§ Problem requirements:
Reproduce all of the records exactly.

§ Records for processing:
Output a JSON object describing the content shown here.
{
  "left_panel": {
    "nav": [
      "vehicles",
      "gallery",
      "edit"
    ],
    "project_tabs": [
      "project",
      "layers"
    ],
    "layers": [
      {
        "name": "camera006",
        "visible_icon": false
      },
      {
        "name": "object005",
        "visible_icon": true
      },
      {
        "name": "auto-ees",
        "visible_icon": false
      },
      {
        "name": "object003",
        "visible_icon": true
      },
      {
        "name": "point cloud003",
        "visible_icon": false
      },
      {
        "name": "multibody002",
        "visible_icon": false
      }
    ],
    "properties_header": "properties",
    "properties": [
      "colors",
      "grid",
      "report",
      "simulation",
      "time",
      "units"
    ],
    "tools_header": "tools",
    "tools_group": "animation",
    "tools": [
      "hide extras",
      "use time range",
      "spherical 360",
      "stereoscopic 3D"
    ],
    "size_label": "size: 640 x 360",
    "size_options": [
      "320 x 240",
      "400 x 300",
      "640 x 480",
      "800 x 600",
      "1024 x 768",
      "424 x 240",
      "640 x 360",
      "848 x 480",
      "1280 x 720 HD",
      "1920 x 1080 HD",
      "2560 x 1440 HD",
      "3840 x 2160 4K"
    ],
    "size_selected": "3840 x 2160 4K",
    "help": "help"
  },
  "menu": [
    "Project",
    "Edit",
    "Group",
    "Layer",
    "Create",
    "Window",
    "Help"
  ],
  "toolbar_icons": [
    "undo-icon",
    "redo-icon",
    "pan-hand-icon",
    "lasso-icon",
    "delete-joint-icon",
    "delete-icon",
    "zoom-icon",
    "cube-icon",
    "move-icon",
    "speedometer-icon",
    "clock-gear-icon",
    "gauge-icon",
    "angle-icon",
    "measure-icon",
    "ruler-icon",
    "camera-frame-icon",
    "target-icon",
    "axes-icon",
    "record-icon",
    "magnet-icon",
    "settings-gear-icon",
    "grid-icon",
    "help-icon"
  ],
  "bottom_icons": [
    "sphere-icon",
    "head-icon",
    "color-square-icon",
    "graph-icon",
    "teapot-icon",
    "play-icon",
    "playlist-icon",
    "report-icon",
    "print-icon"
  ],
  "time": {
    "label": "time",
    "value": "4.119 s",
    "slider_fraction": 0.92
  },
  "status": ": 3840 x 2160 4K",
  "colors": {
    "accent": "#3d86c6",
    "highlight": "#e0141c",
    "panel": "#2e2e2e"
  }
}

§ Written solution:
Output a JSON object describing the content shown here.
{
  "left_panel": {
    "nav": [
      "vehicles",
      "gallery",
      "edit"
    ],
    "project_tabs": [
      "project",
      "layers"
    ],
    "layers": [
      {
        "name": "camera006",
        "visible_icon": false
      },
      {
        "name": "object005",
        "visible_icon": true
      },
      {
        "name": "auto-ees",
        "visible_icon": false
      },
      {
        "name": "object003",
        "visible_icon": true
      },
      {
        "name": "point cloud003",
        "visible_icon": false
      },
      {
        "name": "multibody002",
        "visible_icon": false
      }
    ],
    "properties_header": "properties",
    "properties": [
      "colors",
      "grid",
      "report",
      "simulation",
      "time",
      "units"
    ],
    "tools_header": "tools",
    "tools_group": "animation",
    "tools": [
      "hide extras",
      "use time range",
      "spherical 360",
      "stereoscopic 3D"
    ],
    "size_label": "size: 640 x 360",
    "size_options": [
      "320 x 240",
      "400 x 300",
      "640 x 480",
      "800 x 600",
      "1024 x 768",
      "424 x 240",
      "640 x 360",
      "848 x 480",
      "1280 x 720 HD",
      "1920 x 1080 HD",
      "2560 x 1440 HD",
      "3840 x 2160 4K"
    ],
    "size_selected": "3840 x 2160 4K",
    "help": "help"
  },
  "menu": [
    "Project",
    "Edit",
    "Group",
    "Layer",
    "Create",
    "Window",
    "Help"
  ],
  "toolbar_icons": [
    "undo-icon",
    "redo-icon",
    "pan-hand-icon",
    "lasso-icon",
    "delete-joint-icon",
    "delete-icon",
    "zoom-icon",
    "cube-icon",
    "move-icon",
    "speedometer-icon",
    "clock-gear-icon",
    "gauge-icon",
    "angle-icon",
    "measure-icon",
    "ruler-icon",
    "camera-frame-icon",
    "target-icon",
    "axes-icon",
    "record-icon",
    "magnet-icon",
    "settings-gear-icon",
    "grid-icon",
    "help-icon"
  ],
  "bottom_icons": [
    "sphere-icon",
    "head-icon",
    "color-square-icon",
    "graph-icon",
    "teapot-icon",
    "play-icon",
    "playlist-icon",
    "report-icon",
    "print-icon"
  ],
  "time": {
    "label": "time",
    "value": "4.119 s",
    "slider_fraction": 0.92
  },
  "status": ": 3840 x 2160 4K",
  "colors": {
    "accent": "#3d86c6",
    "highlight": "#e0141c",
    "panel": "#2e2e2e"
  }
}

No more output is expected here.